> _How to complete this task_: Look at each line below and tally those holding "sujeción"; answer with that figure and nothing else.

> _Data_:

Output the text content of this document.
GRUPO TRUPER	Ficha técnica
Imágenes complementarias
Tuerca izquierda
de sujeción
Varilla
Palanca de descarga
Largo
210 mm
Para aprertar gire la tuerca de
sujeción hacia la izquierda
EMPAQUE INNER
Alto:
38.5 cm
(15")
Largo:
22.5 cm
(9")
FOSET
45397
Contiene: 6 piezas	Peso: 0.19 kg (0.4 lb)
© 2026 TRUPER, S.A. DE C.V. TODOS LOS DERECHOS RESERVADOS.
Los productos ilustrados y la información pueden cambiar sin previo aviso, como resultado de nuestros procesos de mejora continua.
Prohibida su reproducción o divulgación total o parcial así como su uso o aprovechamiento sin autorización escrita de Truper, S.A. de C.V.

> _Solved problem_: 2